> [To do]: Skip the pictures and extract all of the lines exactly as written.

[Data entries]
--- START ---
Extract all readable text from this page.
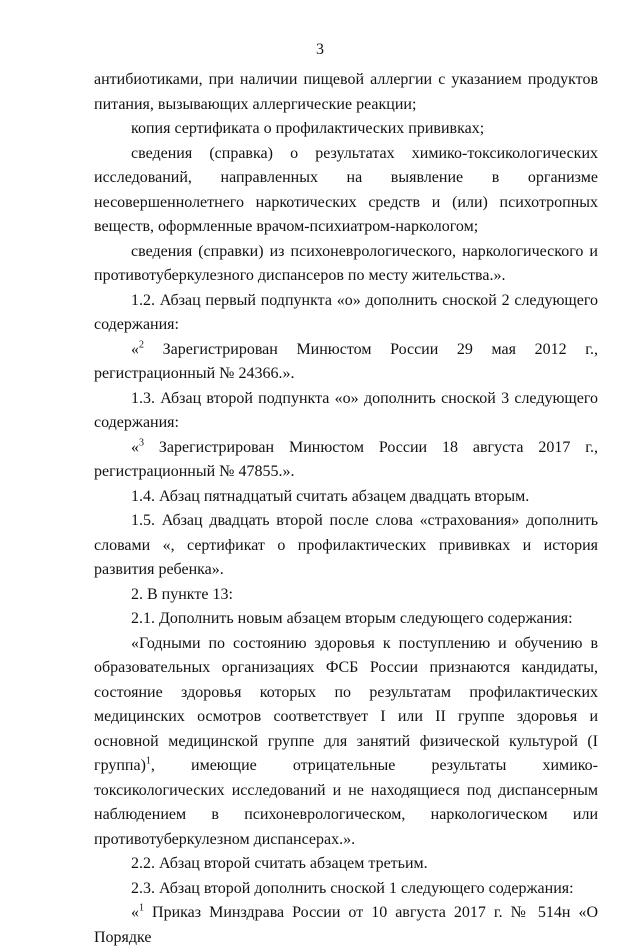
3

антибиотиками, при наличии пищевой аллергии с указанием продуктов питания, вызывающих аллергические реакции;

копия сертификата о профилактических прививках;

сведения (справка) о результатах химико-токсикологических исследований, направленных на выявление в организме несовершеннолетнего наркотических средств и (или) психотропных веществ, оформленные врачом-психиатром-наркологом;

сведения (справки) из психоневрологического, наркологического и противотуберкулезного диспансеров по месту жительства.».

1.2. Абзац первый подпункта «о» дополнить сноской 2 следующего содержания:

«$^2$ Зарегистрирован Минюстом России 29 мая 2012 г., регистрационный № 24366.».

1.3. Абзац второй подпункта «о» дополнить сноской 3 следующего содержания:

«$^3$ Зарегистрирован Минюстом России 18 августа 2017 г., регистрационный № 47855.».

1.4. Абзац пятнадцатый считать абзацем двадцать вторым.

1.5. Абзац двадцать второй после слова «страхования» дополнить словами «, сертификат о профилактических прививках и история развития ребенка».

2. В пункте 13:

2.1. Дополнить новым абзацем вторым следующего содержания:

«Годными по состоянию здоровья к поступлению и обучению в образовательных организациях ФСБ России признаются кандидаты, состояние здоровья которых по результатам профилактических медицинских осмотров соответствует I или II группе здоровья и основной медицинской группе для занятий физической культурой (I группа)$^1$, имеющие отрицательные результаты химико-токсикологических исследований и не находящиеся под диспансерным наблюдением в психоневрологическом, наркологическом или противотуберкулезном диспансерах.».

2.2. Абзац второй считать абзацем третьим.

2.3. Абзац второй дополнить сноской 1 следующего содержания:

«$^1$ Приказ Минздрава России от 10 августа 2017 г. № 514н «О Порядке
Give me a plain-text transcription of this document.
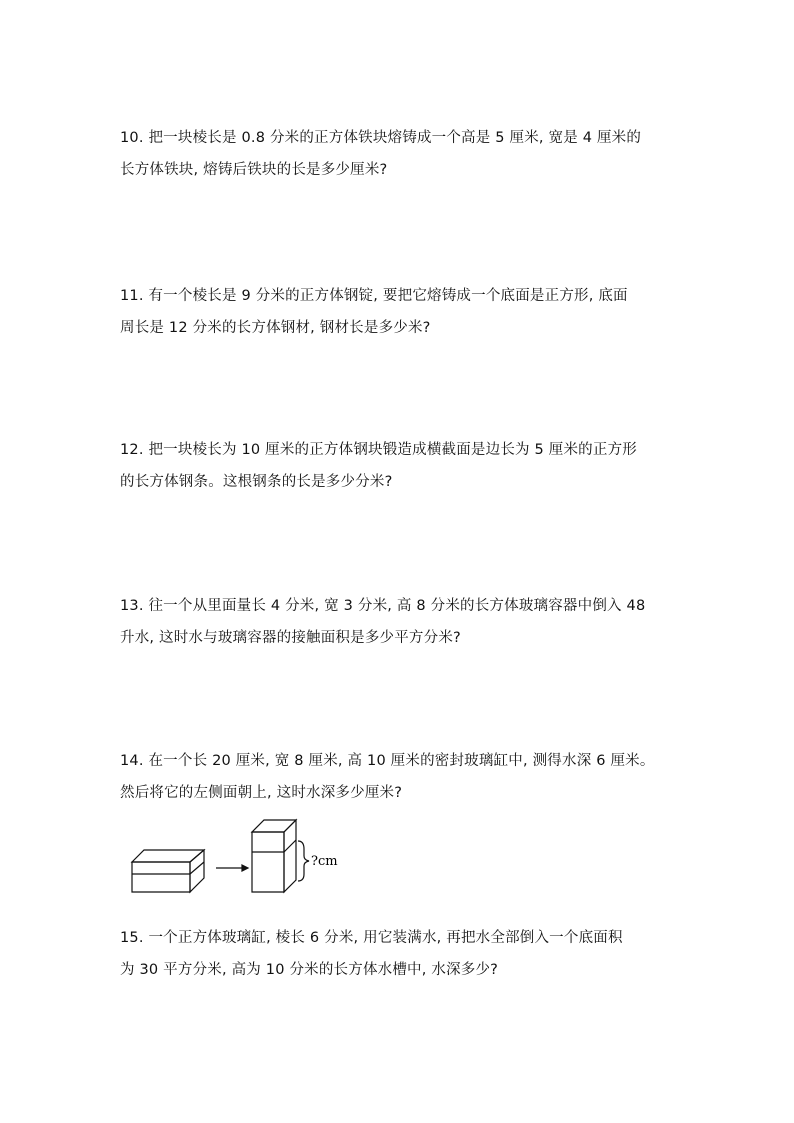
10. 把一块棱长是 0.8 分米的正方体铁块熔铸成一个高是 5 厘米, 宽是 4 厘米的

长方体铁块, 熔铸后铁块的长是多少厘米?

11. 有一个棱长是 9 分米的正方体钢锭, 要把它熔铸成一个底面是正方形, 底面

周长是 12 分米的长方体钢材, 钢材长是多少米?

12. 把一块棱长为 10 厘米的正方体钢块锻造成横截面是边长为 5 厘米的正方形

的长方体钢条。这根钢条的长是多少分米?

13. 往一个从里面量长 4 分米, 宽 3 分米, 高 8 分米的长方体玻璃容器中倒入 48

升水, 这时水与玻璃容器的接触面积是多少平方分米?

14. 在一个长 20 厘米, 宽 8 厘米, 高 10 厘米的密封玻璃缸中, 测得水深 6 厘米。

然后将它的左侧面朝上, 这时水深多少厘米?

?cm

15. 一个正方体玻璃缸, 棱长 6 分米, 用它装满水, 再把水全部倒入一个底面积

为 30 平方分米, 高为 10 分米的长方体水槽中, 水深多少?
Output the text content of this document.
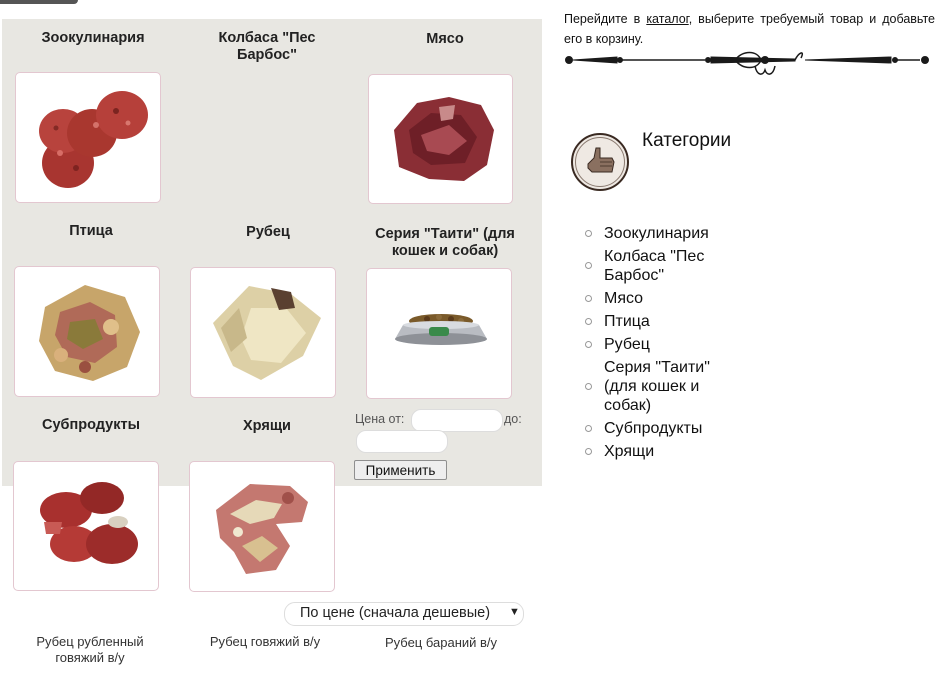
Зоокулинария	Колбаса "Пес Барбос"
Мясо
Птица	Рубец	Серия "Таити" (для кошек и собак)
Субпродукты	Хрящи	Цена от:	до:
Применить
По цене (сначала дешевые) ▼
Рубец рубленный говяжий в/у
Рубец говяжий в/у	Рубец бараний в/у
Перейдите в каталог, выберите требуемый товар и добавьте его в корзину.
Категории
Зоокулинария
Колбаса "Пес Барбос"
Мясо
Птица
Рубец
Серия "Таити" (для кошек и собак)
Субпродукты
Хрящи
--- END ---
> [Answer]:
Extract all readable text from this page.
3

антибиотиками, при наличии пищевой аллергии с указанием продуктов питания, вызывающих аллергические реакции;

копия сертификата о профилактических прививках;

сведения (справка) о результатах химико-токсикологических исследований, направленных на выявление в организме несовершеннолетнего наркотических средств и (или) психотропных веществ, оформленные врачом-психиатром-наркологом;

сведения (справки) из психоневрологического, наркологического и противотуберкулезного диспансеров по месту жительства.».

1.2. Абзац первый подпункта «о» дополнить сноской 2 следующего содержания:

«$^2$ Зарегистрирован Минюстом России 29 мая 2012 г., регистрационный № 24366.».

1.3. Абзац второй подпункта «о» дополнить сноской 3 следующего содержания:

«$^3$ Зарегистрирован Минюстом России 18 августа 2017 г., регистрационный № 47855.».

1.4. Абзац пятнадцатый считать абзацем двадцать вторым.

1.5. Абзац двадцать второй после слова «страхования» дополнить словами «, сертификат о профилактических прививках и история развития ребенка».

2. В пункте 13:

2.1. Дополнить новым абзацем вторым следующего содержания:

«Годными по состоянию здоровья к поступлению и обучению в образовательных организациях ФСБ России признаются кандидаты, состояние здоровья которых по результатам профилактических медицинских осмотров соответствует I или II группе здоровья и основной медицинской группе для занятий физической культурой (I группа)$^1$, имеющие отрицательные результаты химико-токсикологических исследований и не находящиеся под диспансерным наблюдением в психоневрологическом, наркологическом или противотуберкулезном диспансерах.».

2.2. Абзац второй считать абзацем третьим.

2.3. Абзац второй дополнить сноской 1 следующего содержания:

«$^1$ Приказ Минздрава России от 10 августа 2017 г. № 514н «О Порядке
Give me a plain-text transcription of this document.
10. 把一块棱长是 0.8 分米的正方体铁块熔铸成一个高是 5 厘米, 宽是 4 厘米的

长方体铁块, 熔铸后铁块的长是多少厘米?

11. 有一个棱长是 9 分米的正方体钢锭, 要把它熔铸成一个底面是正方形, 底面

周长是 12 分米的长方体钢材, 钢材长是多少米?

12. 把一块棱长为 10 厘米的正方体钢块锻造成横截面是边长为 5 厘米的正方形

的长方体钢条。这根钢条的长是多少分米?

13. 往一个从里面量长 4 分米, 宽 3 分米, 高 8 分米的长方体玻璃容器中倒入 48

升水, 这时水与玻璃容器的接触面积是多少平方分米?

14. 在一个长 20 厘米, 宽 8 厘米, 高 10 厘米的密封玻璃缸中, 测得水深 6 厘米。

然后将它的左侧面朝上, 这时水深多少厘米?

?cm

15. 一个正方体玻璃缸, 棱长 6 分米, 用它装满水, 再把水全部倒入一个底面积

为 30 平方分米, 高为 10 分米的长方体水槽中, 水深多少?
Output the text content of this document.
Зоокулинария	Колбаса "Пес Барбос"
Мясо
Птица	Рубец	Серия "Таити" (для кошек и собак)
Субпродукты	Хрящи	Цена от:	до:
Применить
По цене (сначала дешевые) ▼
Рубец рубленный говяжий в/у
Рубец говяжий в/у	Рубец бараний в/у
Перейдите в каталог, выберите требуемый товар и добавьте его в корзину.
Категории
Зоокулинария
Колбаса "Пес Барбос"
Мясо
Птица
Рубец
Серия "Таити" (для кошек и собак)
Субпродукты
Хрящи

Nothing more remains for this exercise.